● **Exercise input**
◇ ◇ ◇ ◇ ◇ ◇ ◇

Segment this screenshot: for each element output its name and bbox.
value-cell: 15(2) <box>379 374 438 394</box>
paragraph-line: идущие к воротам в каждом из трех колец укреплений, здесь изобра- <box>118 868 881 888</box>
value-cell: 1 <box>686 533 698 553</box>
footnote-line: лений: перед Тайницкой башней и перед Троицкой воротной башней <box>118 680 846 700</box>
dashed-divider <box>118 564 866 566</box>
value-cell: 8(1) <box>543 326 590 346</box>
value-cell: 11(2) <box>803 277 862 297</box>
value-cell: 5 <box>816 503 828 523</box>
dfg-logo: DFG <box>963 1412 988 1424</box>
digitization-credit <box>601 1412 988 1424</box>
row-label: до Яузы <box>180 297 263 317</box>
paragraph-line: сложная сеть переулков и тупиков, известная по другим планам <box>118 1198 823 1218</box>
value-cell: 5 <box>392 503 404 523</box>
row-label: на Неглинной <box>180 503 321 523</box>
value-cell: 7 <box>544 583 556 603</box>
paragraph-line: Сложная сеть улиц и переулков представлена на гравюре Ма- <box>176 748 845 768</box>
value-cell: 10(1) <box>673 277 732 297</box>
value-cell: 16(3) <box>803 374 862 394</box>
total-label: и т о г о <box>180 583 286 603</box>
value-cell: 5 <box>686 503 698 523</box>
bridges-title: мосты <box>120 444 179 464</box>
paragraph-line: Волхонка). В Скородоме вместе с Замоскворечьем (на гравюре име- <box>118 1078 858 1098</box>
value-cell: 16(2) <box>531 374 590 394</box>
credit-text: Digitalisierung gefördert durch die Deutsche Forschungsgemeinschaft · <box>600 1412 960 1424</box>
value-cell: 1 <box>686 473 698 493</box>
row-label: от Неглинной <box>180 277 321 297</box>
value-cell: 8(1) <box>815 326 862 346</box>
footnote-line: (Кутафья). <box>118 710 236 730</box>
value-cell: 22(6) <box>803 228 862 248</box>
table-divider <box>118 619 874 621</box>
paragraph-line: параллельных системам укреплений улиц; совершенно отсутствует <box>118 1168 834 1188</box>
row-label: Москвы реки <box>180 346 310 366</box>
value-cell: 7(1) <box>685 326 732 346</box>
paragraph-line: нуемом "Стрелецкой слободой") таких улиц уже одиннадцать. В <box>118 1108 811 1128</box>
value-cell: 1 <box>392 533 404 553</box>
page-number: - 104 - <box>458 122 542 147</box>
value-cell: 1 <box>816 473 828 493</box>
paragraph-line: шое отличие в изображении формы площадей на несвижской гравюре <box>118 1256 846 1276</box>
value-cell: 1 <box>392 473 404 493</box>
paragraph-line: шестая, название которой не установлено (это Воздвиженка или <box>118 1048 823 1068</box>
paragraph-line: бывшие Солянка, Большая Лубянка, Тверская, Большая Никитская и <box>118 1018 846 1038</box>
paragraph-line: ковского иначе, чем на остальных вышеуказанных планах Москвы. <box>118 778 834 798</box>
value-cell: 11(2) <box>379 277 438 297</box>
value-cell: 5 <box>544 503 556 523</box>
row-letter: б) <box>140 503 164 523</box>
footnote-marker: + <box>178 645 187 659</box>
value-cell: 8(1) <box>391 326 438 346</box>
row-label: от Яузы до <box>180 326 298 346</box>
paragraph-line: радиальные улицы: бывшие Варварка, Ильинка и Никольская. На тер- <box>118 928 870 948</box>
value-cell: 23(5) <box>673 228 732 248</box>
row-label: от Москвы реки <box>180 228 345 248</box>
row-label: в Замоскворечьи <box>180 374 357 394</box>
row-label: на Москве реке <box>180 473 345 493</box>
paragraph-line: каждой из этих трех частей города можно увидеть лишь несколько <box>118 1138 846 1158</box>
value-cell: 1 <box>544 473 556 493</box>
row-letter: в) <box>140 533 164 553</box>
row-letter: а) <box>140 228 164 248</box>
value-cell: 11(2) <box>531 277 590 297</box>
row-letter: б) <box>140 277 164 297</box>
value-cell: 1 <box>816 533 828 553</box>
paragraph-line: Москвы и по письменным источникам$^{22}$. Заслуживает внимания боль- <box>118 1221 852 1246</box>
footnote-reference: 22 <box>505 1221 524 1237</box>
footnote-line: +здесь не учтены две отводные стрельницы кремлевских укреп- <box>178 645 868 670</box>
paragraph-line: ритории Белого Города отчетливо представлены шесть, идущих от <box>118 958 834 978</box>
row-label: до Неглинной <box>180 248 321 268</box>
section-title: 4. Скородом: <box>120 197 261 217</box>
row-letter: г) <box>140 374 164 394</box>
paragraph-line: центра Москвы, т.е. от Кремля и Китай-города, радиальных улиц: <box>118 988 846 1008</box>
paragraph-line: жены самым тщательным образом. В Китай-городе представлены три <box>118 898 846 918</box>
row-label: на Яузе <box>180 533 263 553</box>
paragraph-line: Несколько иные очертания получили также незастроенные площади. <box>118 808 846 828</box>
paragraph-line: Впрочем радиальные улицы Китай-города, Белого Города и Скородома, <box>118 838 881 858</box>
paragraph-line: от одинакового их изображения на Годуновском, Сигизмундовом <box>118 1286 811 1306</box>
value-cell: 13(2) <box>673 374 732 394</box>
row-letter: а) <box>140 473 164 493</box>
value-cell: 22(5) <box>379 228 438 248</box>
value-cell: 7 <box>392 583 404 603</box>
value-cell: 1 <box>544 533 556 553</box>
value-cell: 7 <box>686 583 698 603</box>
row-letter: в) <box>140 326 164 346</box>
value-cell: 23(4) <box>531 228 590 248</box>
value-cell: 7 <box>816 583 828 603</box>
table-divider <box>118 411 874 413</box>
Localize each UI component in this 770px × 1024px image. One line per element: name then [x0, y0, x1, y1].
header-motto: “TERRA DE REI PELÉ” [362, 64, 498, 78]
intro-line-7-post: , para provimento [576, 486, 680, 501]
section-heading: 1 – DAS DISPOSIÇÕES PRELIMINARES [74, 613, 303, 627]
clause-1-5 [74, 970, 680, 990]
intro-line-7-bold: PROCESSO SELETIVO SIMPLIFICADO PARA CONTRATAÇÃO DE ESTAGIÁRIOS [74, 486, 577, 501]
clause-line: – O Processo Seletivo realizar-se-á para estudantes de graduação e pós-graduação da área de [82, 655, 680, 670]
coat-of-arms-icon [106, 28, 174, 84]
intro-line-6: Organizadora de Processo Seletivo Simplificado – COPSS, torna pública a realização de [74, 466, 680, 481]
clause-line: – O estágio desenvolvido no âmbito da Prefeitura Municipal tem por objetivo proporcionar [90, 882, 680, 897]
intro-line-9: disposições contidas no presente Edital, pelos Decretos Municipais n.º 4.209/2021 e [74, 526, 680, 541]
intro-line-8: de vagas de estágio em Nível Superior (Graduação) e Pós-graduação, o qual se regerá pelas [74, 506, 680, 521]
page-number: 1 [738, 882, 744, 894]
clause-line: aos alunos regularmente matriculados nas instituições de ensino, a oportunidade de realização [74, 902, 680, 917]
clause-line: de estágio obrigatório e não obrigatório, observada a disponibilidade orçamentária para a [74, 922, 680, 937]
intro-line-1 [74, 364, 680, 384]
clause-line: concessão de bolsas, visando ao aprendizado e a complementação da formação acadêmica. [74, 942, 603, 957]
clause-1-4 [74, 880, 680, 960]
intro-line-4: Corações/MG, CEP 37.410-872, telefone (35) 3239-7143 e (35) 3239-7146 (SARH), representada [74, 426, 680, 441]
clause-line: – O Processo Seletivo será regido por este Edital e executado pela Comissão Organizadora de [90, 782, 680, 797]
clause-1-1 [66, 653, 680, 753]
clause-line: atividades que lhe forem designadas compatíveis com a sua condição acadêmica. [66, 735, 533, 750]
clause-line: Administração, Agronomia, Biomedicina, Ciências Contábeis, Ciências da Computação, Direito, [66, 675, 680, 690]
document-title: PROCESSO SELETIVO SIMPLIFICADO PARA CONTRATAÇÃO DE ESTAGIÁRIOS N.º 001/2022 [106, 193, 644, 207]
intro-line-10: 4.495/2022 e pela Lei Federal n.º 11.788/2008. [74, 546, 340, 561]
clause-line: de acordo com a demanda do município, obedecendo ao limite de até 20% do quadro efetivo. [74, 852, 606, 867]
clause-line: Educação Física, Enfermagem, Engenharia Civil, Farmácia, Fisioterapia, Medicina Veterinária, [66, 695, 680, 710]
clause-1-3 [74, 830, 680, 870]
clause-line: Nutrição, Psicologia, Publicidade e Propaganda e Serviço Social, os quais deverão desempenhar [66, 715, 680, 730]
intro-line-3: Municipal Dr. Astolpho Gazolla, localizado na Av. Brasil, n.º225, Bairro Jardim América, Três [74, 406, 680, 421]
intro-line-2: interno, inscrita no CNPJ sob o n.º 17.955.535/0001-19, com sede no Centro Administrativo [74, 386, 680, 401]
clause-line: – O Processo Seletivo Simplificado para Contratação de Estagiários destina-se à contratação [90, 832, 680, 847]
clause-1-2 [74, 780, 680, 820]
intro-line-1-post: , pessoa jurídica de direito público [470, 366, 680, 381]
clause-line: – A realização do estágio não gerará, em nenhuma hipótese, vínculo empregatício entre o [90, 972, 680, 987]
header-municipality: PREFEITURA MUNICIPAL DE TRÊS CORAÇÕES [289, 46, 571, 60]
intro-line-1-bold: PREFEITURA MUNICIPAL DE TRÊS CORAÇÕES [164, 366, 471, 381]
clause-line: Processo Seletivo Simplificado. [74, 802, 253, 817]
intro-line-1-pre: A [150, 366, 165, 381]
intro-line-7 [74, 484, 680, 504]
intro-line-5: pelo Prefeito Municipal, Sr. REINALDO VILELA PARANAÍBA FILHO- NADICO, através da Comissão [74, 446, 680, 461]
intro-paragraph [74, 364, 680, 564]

◇ ◇ ◇ ◇ ◇ ◇ ◇

Render the entries as a Markdown table with the columns Row and Line, one row per line and blank lines left out. Begin at the first line of the entries and stop after the line that contains "paragraph-line: сложная сеть переулков".

| Row | Line |
|---|---|
| 1 | Segment this screenshot: for each element output its name and bbox. |
| 2 | value-cell: 15(2) <box>379 374 438 394</box> |
| 3 | paragraph-line: идущие к воротам в каждом из трех колец укреплений, здесь изобра- <box>118 868 881 888</box> |
| 4 | value-cell: 1 <box>686 533 698 553</box> |
| 5 | footnote-line: лений: перед Тайницкой башней и перед Троицкой воротной башней <box>118 680 846 700</box> |
| 6 | dashed-divider <box>118 564 866 566</box> |
| 7 | value-cell: 8(1) <box>543 326 590 346</box> |
| 8 | value-cell: 11(2) <box>803 277 862 297</box> |
| 9 | value-cell: 5 <box>816 503 828 523</box> |
| 10 | dfg-logo: DFG <box>963 1412 988 1424</box> |
| 11 | digitization-credit <box>601 1412 988 1424</box> |
| 12 | row-label: до Яузы <box>180 297 263 317</box> |
| 13 | paragraph-line: сложная сеть переулков и тупиков, известная по другим планам <box>118 1198 823 1218</box> |